## What to produce
Locate all lines with the word "America" and copy them out.

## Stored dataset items
....

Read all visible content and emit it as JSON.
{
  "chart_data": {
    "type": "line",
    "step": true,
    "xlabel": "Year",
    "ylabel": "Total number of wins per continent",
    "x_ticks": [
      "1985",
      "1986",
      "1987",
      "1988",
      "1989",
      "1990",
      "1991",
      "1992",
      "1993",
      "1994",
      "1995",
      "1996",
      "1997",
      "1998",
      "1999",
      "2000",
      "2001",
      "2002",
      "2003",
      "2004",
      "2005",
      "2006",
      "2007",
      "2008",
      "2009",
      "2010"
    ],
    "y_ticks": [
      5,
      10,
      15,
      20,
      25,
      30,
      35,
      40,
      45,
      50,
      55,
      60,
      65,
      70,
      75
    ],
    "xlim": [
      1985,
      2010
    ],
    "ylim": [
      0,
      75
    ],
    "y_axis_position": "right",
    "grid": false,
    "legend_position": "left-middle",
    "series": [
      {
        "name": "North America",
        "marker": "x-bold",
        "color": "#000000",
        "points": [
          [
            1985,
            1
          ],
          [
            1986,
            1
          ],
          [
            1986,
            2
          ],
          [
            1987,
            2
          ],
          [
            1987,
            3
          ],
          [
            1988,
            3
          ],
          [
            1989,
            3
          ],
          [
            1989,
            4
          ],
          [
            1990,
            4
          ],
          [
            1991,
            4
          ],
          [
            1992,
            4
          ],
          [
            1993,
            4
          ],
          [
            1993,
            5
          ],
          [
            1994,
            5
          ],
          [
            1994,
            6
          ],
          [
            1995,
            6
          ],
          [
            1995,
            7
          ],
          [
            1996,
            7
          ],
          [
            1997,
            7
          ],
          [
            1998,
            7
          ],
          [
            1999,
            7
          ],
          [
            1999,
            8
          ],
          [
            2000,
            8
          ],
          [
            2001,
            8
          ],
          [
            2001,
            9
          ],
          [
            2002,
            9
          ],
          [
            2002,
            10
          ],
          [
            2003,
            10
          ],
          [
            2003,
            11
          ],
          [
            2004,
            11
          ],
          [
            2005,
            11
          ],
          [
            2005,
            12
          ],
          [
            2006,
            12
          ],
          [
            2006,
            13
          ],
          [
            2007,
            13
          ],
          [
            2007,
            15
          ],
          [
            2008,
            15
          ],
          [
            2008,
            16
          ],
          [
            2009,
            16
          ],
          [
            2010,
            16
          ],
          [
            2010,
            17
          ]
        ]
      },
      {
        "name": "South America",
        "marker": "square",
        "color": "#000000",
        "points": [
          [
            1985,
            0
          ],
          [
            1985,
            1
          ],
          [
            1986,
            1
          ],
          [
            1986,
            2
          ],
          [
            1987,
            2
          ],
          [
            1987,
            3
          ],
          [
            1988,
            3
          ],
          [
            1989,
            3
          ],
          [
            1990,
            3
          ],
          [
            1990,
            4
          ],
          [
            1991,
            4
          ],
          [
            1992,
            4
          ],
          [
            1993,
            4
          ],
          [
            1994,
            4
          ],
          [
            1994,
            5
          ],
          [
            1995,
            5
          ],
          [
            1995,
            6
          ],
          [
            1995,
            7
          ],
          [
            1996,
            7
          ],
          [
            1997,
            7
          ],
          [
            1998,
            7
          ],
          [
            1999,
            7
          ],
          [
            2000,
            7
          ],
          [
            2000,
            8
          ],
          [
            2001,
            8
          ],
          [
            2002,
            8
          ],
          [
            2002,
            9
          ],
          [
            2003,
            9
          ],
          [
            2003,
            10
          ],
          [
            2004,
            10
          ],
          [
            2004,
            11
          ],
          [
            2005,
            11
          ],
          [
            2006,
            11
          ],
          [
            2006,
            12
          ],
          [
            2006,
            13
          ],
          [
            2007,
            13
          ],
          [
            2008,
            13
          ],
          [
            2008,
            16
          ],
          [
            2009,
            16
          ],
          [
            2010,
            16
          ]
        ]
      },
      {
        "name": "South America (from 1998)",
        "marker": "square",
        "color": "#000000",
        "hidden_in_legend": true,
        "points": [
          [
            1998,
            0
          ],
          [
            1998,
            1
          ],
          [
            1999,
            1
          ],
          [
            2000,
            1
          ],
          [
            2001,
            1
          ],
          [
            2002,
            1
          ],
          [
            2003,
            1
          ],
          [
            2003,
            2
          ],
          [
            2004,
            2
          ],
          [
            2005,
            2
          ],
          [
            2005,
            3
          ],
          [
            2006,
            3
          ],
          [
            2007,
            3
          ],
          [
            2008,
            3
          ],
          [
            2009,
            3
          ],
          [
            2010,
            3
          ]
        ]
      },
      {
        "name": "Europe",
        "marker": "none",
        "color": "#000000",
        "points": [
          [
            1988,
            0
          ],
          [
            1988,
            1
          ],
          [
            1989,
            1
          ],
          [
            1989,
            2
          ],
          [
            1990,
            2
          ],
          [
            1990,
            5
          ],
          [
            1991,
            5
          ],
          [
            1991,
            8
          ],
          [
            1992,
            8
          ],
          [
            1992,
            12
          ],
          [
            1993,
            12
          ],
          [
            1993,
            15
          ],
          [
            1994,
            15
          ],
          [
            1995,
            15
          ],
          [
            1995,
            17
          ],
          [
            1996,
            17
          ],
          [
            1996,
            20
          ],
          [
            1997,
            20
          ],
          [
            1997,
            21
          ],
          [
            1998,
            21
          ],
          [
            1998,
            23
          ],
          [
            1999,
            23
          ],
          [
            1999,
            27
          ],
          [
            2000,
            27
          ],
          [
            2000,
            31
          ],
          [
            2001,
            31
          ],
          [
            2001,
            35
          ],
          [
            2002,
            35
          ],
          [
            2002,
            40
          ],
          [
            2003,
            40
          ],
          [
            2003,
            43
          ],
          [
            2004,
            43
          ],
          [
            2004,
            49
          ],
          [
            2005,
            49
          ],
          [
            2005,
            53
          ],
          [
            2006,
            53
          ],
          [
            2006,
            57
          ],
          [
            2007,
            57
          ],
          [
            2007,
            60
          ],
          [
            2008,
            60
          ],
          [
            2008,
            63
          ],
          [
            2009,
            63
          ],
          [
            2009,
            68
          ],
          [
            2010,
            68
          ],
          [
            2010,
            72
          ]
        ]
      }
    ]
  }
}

....

## Answer to this exercise
        "name": "North America",
        "name": "South America",
        "name": "South America (from 1998)",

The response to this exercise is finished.